Extracts from a graphics dataset:
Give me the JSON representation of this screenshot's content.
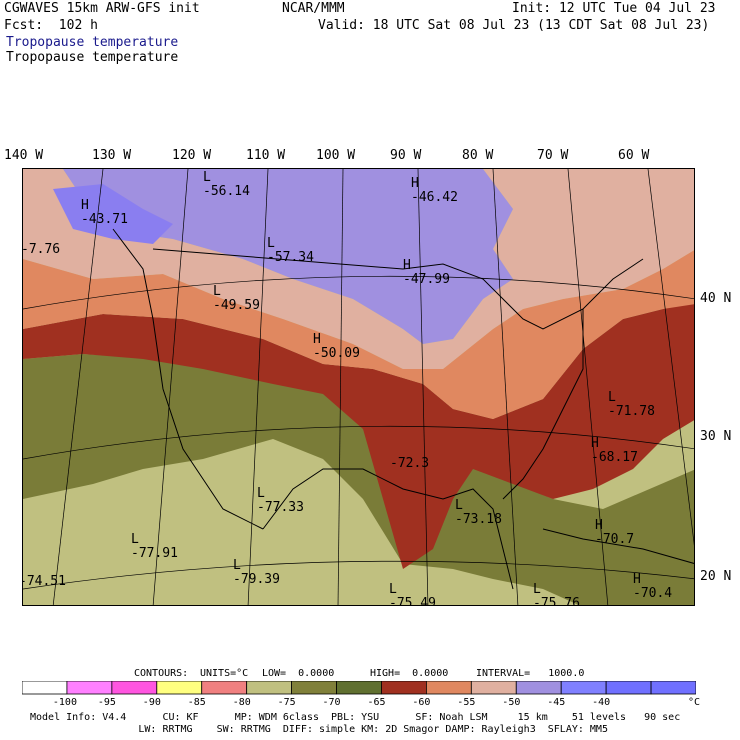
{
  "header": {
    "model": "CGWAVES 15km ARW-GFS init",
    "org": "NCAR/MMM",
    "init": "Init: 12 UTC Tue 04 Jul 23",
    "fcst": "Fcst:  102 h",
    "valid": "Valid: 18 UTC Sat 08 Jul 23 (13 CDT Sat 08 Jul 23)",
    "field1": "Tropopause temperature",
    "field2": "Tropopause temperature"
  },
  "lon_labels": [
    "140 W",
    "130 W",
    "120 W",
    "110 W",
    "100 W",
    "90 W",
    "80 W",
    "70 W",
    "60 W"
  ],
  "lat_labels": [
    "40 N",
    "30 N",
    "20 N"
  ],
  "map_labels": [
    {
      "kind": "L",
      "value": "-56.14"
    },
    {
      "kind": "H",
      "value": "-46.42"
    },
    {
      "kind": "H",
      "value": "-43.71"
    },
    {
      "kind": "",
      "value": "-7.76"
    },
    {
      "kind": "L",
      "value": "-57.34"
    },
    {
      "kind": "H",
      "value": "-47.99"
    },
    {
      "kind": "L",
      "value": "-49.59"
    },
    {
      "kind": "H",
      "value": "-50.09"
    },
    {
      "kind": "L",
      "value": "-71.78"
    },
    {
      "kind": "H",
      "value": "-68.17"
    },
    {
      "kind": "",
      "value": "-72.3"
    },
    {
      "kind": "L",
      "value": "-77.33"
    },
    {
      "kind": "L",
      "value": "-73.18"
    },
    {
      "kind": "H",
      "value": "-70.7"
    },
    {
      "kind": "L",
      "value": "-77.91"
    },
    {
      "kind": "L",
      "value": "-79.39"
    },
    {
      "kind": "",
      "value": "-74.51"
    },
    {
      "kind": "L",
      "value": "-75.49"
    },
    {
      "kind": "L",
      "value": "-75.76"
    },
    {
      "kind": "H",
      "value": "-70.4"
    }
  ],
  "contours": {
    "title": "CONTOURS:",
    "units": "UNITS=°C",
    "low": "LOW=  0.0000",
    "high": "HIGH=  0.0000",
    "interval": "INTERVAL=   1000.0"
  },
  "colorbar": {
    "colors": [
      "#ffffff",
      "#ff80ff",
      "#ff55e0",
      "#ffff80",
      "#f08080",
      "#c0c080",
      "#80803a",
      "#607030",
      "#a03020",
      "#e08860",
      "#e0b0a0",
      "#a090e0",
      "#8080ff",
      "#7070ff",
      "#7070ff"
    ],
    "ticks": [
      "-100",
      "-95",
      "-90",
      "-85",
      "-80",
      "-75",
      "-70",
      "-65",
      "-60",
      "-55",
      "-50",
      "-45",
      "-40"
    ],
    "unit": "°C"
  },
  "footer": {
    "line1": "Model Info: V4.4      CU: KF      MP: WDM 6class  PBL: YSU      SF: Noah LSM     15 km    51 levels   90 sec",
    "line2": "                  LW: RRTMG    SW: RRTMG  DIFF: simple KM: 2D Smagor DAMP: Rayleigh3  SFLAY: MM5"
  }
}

» WHAT TO DO:
The records above are to be reproduced exactly; the pictures are to be left out.

» RESPONSE TO THE TASK:
Give me the JSON representation of this screenshot's content.
{
  "header": {
    "model": "CGWAVES 15km ARW-GFS init",
    "org": "NCAR/MMM",
    "init": "Init: 12 UTC Tue 04 Jul 23",
    "fcst": "Fcst:  102 h",
    "valid": "Valid: 18 UTC Sat 08 Jul 23 (13 CDT Sat 08 Jul 23)",
    "field1": "Tropopause temperature",
    "field2": "Tropopause temperature"
  },
  "lon_labels": [
    "140 W",
    "130 W",
    "120 W",
    "110 W",
    "100 W",
    "90 W",
    "80 W",
    "70 W",
    "60 W"
  ],
  "lat_labels": [
    "40 N",
    "30 N",
    "20 N"
  ],
  "map_labels": [
    {
      "kind": "L",
      "value": "-56.14"
    },
    {
      "kind": "H",
      "value": "-46.42"
    },
    {
      "kind": "H",
      "value": "-43.71"
    },
    {
      "kind": "",
      "value": "-7.76"
    },
    {
      "kind": "L",
      "value": "-57.34"
    },
    {
      "kind": "H",
      "value": "-47.99"
    },
    {
      "kind": "L",
      "value": "-49.59"
    },
    {
      "kind": "H",
      "value": "-50.09"
    },
    {
      "kind": "L",
      "value": "-71.78"
    },
    {
      "kind": "H",
      "value": "-68.17"
    },
    {
      "kind": "",
      "value": "-72.3"
    },
    {
      "kind": "L",
      "value": "-77.33"
    },
    {
      "kind": "L",
      "value": "-73.18"
    },
    {
      "kind": "H",
      "value": "-70.7"
    },
    {
      "kind": "L",
      "value": "-77.91"
    },
    {
      "kind": "L",
      "value": "-79.39"
    },
    {
      "kind": "",
      "value": "-74.51"
    },
    {
      "kind": "L",
      "value": "-75.49"
    },
    {
      "kind": "L",
      "value": "-75.76"
    },
    {
      "kind": "H",
      "value": "-70.4"
    }
  ],
  "contours": {
    "title": "CONTOURS:",
    "units": "UNITS=°C",
    "low": "LOW=  0.0000",
    "high": "HIGH=  0.0000",
    "interval": "INTERVAL=   1000.0"
  },
  "colorbar": {
    "colors": [
      "#ffffff",
      "#ff80ff",
      "#ff55e0",
      "#ffff80",
      "#f08080",
      "#c0c080",
      "#80803a",
      "#607030",
      "#a03020",
      "#e08860",
      "#e0b0a0",
      "#a090e0",
      "#8080ff",
      "#7070ff",
      "#7070ff"
    ],
    "ticks": [
      "-100",
      "-95",
      "-90",
      "-85",
      "-80",
      "-75",
      "-70",
      "-65",
      "-60",
      "-55",
      "-50",
      "-45",
      "-40"
    ],
    "unit": "°C"
  },
  "footer": {
    "line1": "Model Info: V4.4      CU: KF      MP: WDM 6class  PBL: YSU      SF: Noah LSM     15 km    51 levels   90 sec",
    "line2": "                  LW: RRTMG    SW: RRTMG  DIFF: simple KM: 2D Smagor DAMP: Rayleigh3  SFLAY: MM5"
  }
}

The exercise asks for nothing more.